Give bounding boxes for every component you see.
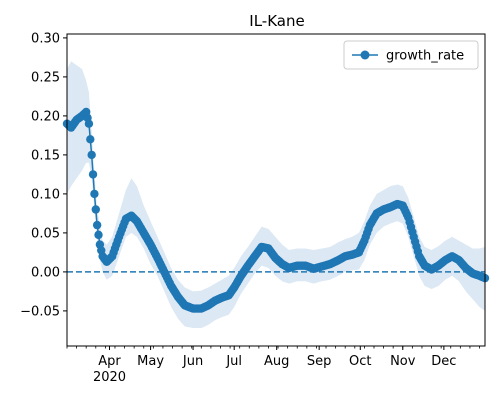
x-tick-label: Apr bbox=[98, 354, 121, 369]
x-tick-sublabel: 2020 bbox=[93, 370, 126, 385]
data-point bbox=[84, 119, 94, 128]
x-tick-label: Sep bbox=[307, 354, 332, 369]
x-tick-label: May bbox=[137, 354, 164, 369]
x-tick-label: Jul bbox=[225, 354, 242, 369]
y-tick-label: 0.10 bbox=[31, 187, 60, 202]
legend: growth_rate bbox=[343, 40, 479, 70]
data-point bbox=[90, 189, 99, 199]
legend-marker-swatch bbox=[360, 50, 370, 60]
data-point bbox=[94, 230, 103, 240]
data-point bbox=[87, 150, 96, 160]
y-tick-label: 0.20 bbox=[31, 109, 60, 124]
axes-layer: −0.05 0.00 0.05 0.10 0.15 0.20 0.25 0.30 Apr2020… bbox=[20, 31, 486, 385]
y-tick-label: −0.05 bbox=[20, 304, 60, 319]
y-tick-label: 0.15 bbox=[31, 148, 60, 163]
data-point bbox=[88, 170, 98, 179]
x-tick-label: Nov bbox=[390, 354, 416, 369]
x-tick-label: Oct bbox=[349, 354, 371, 369]
y-tick-label: 0.05 bbox=[31, 226, 60, 241]
y-tick-label: 0.30 bbox=[31, 31, 60, 46]
confidence-band-growth_rate bbox=[67, 61, 485, 329]
chart-title: IL-Kane bbox=[249, 12, 304, 30]
x-tick-label: Aug bbox=[264, 354, 289, 369]
data-point bbox=[86, 135, 95, 144]
y-tick-label: 0.00 bbox=[31, 265, 60, 280]
data-point bbox=[91, 205, 100, 214]
x-tick-label: Jun bbox=[182, 354, 203, 369]
series-layer bbox=[62, 107, 490, 313]
x-tick-label: Dec bbox=[431, 354, 456, 369]
confidence-band-layer bbox=[67, 61, 485, 329]
y-tick-label: 0.25 bbox=[31, 70, 60, 85]
legend-label: growth_rate bbox=[386, 49, 464, 64]
legend-box bbox=[343, 40, 479, 70]
data-point bbox=[92, 220, 102, 230]
plot-frame bbox=[66, 33, 486, 347]
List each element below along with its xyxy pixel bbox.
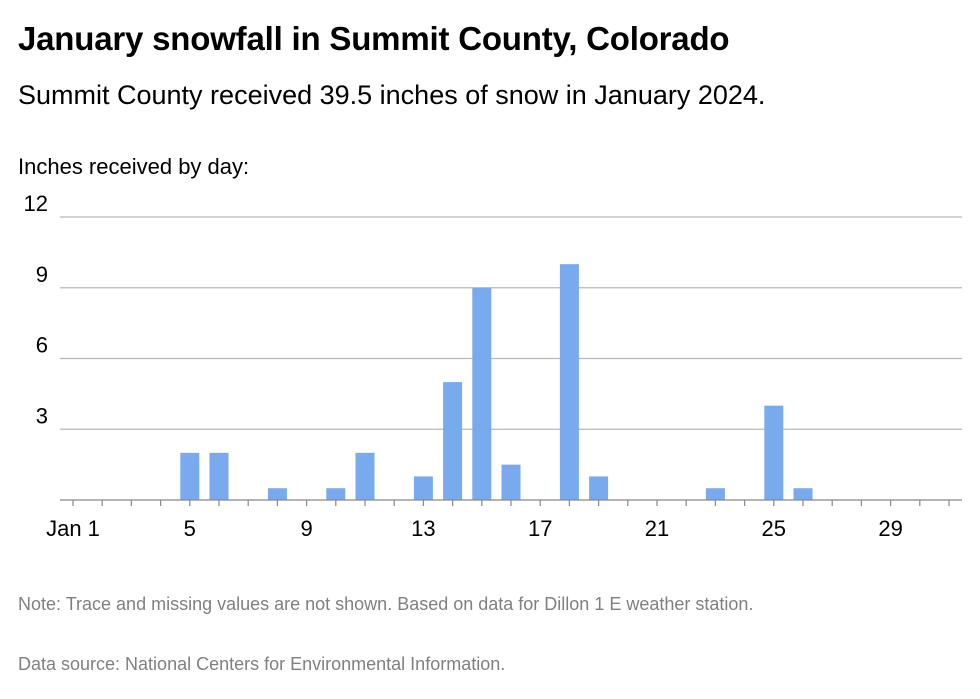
bar-day-5 bbox=[180, 452, 200, 500]
y-axis-tick-labels: 3 6 9 12 bbox=[24, 191, 48, 428]
bar-day-23 bbox=[705, 488, 725, 500]
chart-subtitle: Summit County received 39.5 inches of sn… bbox=[18, 80, 766, 110]
x-axis-tick-labels: Jan 1 5 9 13 17 21 25 29 bbox=[46, 516, 903, 541]
gridlines bbox=[60, 216, 962, 430]
footnote: Note: Trace and missing values are not s… bbox=[18, 594, 754, 614]
bars bbox=[180, 264, 813, 500]
x-tick-label-9: 9 bbox=[300, 516, 312, 541]
bar-day-11 bbox=[355, 452, 375, 500]
y-tick-label-6: 6 bbox=[36, 333, 48, 358]
snowfall-bar-chart: 3 6 9 12 Jan 1 5 9 13 17 21 25 29 bbox=[24, 191, 962, 541]
x-tick-label-29: 29 bbox=[878, 516, 902, 541]
bar-day-16 bbox=[501, 464, 521, 500]
bar-day-18 bbox=[559, 264, 579, 500]
bar-day-13 bbox=[413, 476, 433, 500]
bar-day-25 bbox=[764, 405, 784, 500]
x-axis bbox=[60, 499, 962, 506]
y-tick-label-3: 3 bbox=[36, 403, 48, 428]
bar-day-10 bbox=[326, 488, 346, 500]
chart-title: January snowfall in Summit County, Color… bbox=[18, 20, 730, 57]
x-tick-label-5: 5 bbox=[184, 516, 196, 541]
y-axis-caption: Inches received by day: bbox=[18, 154, 250, 179]
x-tick-label-1: Jan 1 bbox=[46, 516, 100, 541]
x-tick-label-25: 25 bbox=[762, 516, 786, 541]
x-tick-label-13: 13 bbox=[411, 516, 435, 541]
data-source: Data source: National Centers for Enviro… bbox=[18, 654, 506, 674]
bar-day-15 bbox=[472, 287, 492, 500]
bar-day-19 bbox=[589, 476, 609, 500]
x-tick-label-17: 17 bbox=[528, 516, 552, 541]
y-tick-label-9: 9 bbox=[36, 262, 48, 287]
y-tick-label-12: 12 bbox=[24, 191, 48, 216]
bar-day-6 bbox=[209, 452, 229, 500]
bar-day-8 bbox=[267, 488, 287, 500]
bar-day-26 bbox=[793, 488, 813, 500]
bar-day-14 bbox=[443, 382, 463, 500]
x-tick-label-21: 21 bbox=[645, 516, 669, 541]
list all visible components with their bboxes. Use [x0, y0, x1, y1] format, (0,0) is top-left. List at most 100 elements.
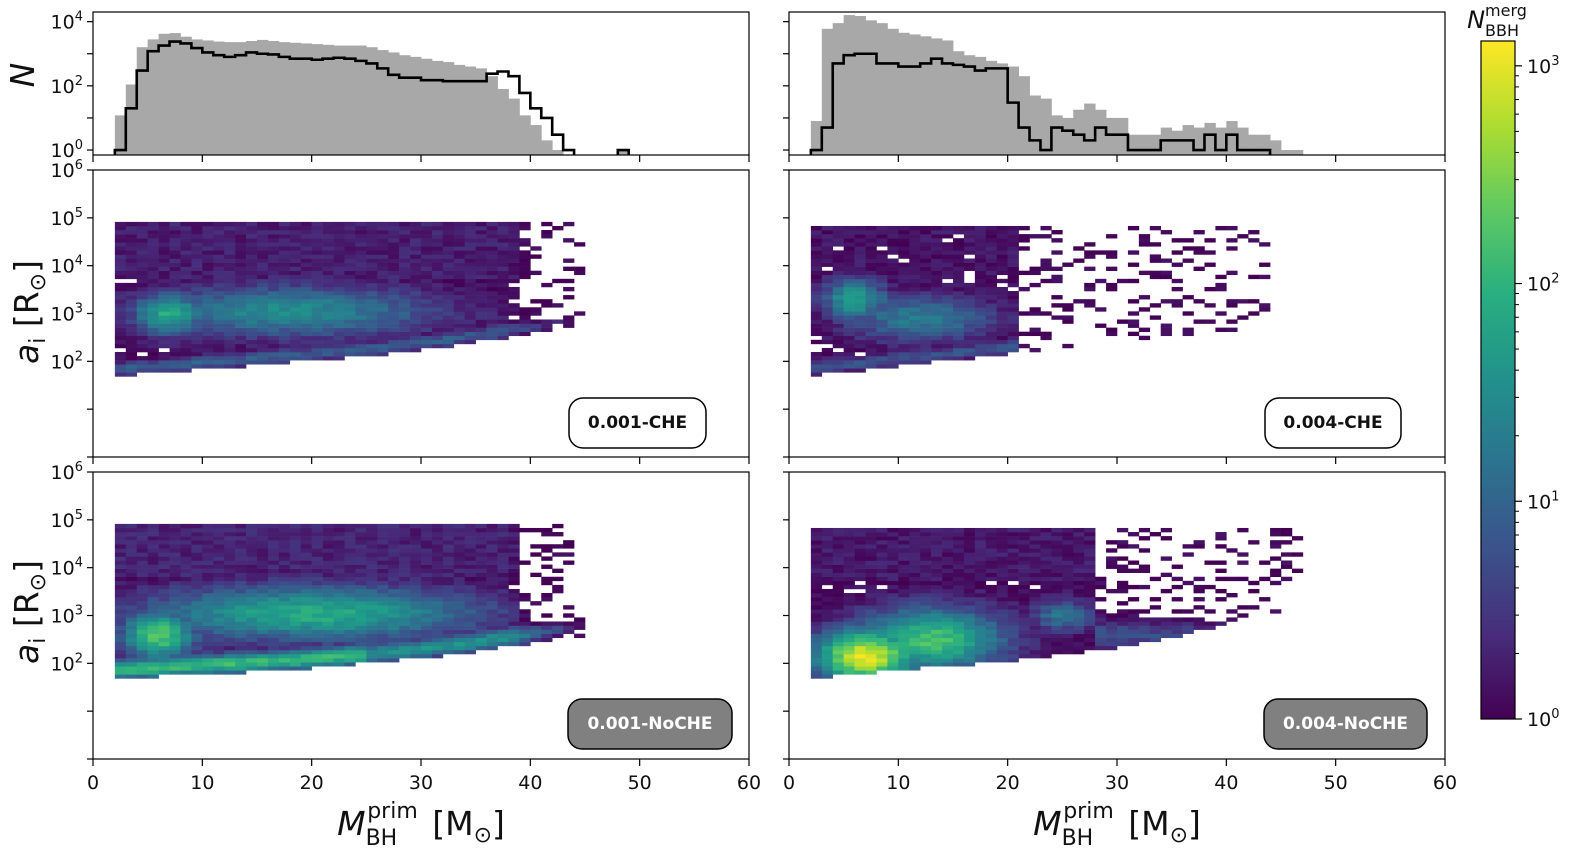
- heatmap-cell: [931, 564, 943, 569]
- heatmap-cell: [854, 347, 866, 353]
- heatmap-cell: [344, 536, 356, 541]
- heatmap-cell: [246, 315, 258, 320]
- heatmap-cell: [942, 262, 954, 267]
- heatmap-cell: [1215, 311, 1227, 316]
- heatmap-cell: [136, 339, 148, 345]
- heatmap-cell: [246, 666, 258, 671]
- heatmap-cell: [1007, 654, 1019, 659]
- heatmap-cell: [1138, 633, 1151, 639]
- heatmap-cell: [887, 617, 899, 622]
- heatmap-cell: [311, 234, 323, 239]
- heatmap-cell: [410, 532, 422, 537]
- heatmap-cell: [453, 649, 466, 655]
- heatmap-cell: [235, 282, 247, 288]
- heatmap-cell: [530, 621, 542, 626]
- heatmap-cell: [453, 645, 466, 651]
- heatmap-cell: [442, 633, 455, 639]
- heatmap-cell: [147, 617, 159, 622]
- heatmap-cell: [821, 601, 834, 606]
- heatmap-cell: [158, 572, 170, 578]
- heatmap-cell: [996, 544, 1008, 549]
- heatmap-cell: [202, 621, 214, 626]
- heatmap-cell: [355, 315, 367, 320]
- heatmap-cell: [887, 250, 899, 255]
- heatmap-cell: [865, 536, 877, 541]
- heatmap-cell: [996, 319, 1008, 324]
- y-tick-label: 106: [51, 158, 83, 182]
- heatmap-cell: [1193, 625, 1205, 630]
- heatmap-cell: [399, 527, 411, 533]
- heatmap-cell: [843, 360, 855, 365]
- heatmap-cell: [300, 278, 312, 284]
- heatmap-cell: [355, 637, 367, 643]
- heatmap-cell: [1073, 564, 1085, 569]
- heatmap-cell: [147, 238, 159, 243]
- heatmap-cell: [224, 613, 236, 618]
- heatmap-cell: [574, 311, 586, 316]
- heatmap-cell: [399, 242, 411, 247]
- heatmap-cell: [410, 303, 422, 308]
- heatmap-cell: [399, 347, 411, 353]
- heatmap-cell: [1018, 234, 1030, 239]
- heatmap-cell: [289, 266, 302, 271]
- heatmap-cell: [235, 315, 247, 320]
- heatmap-cell: [300, 343, 312, 349]
- heatmap-cell: [1073, 584, 1085, 590]
- heatmap-cell: [377, 609, 389, 614]
- heatmap-cell: [865, 580, 877, 586]
- heatmap-cell: [931, 319, 943, 324]
- heatmap-cell: [421, 584, 433, 590]
- heatmap-cell: [843, 242, 855, 247]
- heatmap-cell: [136, 621, 148, 626]
- heatmap-cell: [821, 364, 834, 369]
- heatmap-cell: [267, 576, 280, 582]
- heatmap-cell: [278, 356, 291, 361]
- heatmap-cell: [865, 654, 877, 659]
- heatmap-cell: [920, 584, 932, 590]
- heatmap-cell: [1193, 617, 1205, 622]
- heatmap-cell: [213, 536, 225, 541]
- heatmap-cell: [322, 343, 334, 349]
- heatmap-cell: [1171, 238, 1183, 243]
- heatmap-cell: [552, 633, 564, 639]
- heatmap-cell: [887, 356, 899, 361]
- heatmap-cell: [1029, 266, 1041, 271]
- heatmap-cell: [453, 282, 466, 288]
- heatmap-cell: [147, 307, 159, 312]
- heatmap-cell: [213, 331, 225, 337]
- heatmap-cell: [854, 670, 866, 675]
- heatmap-cell: [1051, 544, 1063, 549]
- heatmap-cell: [887, 307, 899, 312]
- heatmap-cell: [1084, 584, 1096, 590]
- heatmap-cell: [202, 536, 214, 541]
- heatmap-cell: [399, 230, 411, 235]
- heatmap-cell: [147, 254, 159, 259]
- heatmap-cell: [843, 295, 855, 300]
- heatmap-cell: [267, 564, 280, 569]
- heatmap-cell: [322, 609, 334, 614]
- heatmap-cell: [497, 238, 509, 243]
- heatmap-cell: [876, 299, 888, 304]
- heatmap-cell: [169, 254, 181, 259]
- heatmap-cell: [344, 580, 356, 586]
- heatmap-cell: [1040, 617, 1052, 622]
- hist-bar: [920, 36, 932, 155]
- heatmap-cell: [322, 572, 334, 578]
- heatmap-cell: [843, 307, 855, 312]
- heatmap-cell: [996, 593, 1008, 598]
- heatmap-cell: [202, 670, 214, 675]
- heatmap-cell: [1237, 315, 1249, 320]
- heatmap-cell: [257, 311, 269, 316]
- heatmap-cell: [235, 221, 247, 227]
- heatmap-cell: [1117, 637, 1129, 643]
- heatmap-cell: [1171, 303, 1183, 308]
- heatmap-cell: [854, 295, 866, 300]
- heatmap-cell: [931, 532, 943, 537]
- heatmap-cell: [158, 286, 170, 292]
- heatmap-cell: [1248, 230, 1260, 235]
- heatmap-cell: [909, 645, 921, 651]
- heatmap-cell: [213, 238, 225, 243]
- heatmap-cell: [410, 270, 422, 276]
- heatmap-cell: [942, 552, 954, 557]
- heatmap-cell: [311, 601, 323, 606]
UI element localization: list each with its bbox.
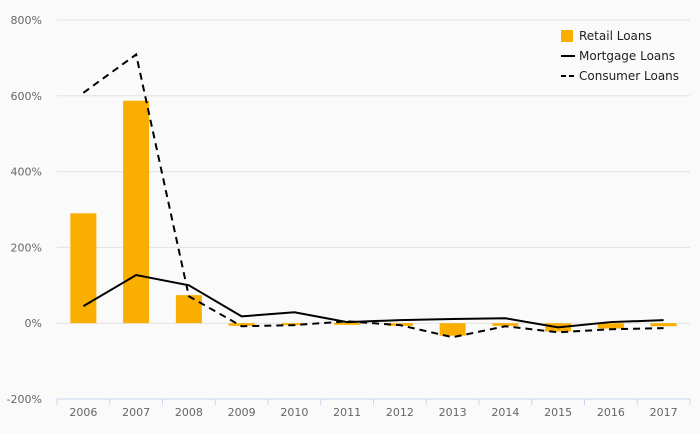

• _What the exercise asks_: Transcribe the items between the line holding "bar-day-5 bbox=[180, 452, 200, 500]" and the line holding "gridlines bbox=[60, 216, 962, 430]", inclusive, and nothing else.

• _Output for this exercise_:
bar-day-5 bbox=[180, 452, 200, 500]
y-axis-tick-labels: 3 6 9 12 bbox=[24, 191, 48, 428]
bar-day-23 bbox=[705, 488, 725, 500]
chart-subtitle: Summit County received 39.5 inches of sn… bbox=[18, 80, 766, 110]
x-axis-tick-labels: Jan 1 5 9 13 17 21 25 29 bbox=[46, 516, 903, 541]
gridlines bbox=[60, 216, 962, 430]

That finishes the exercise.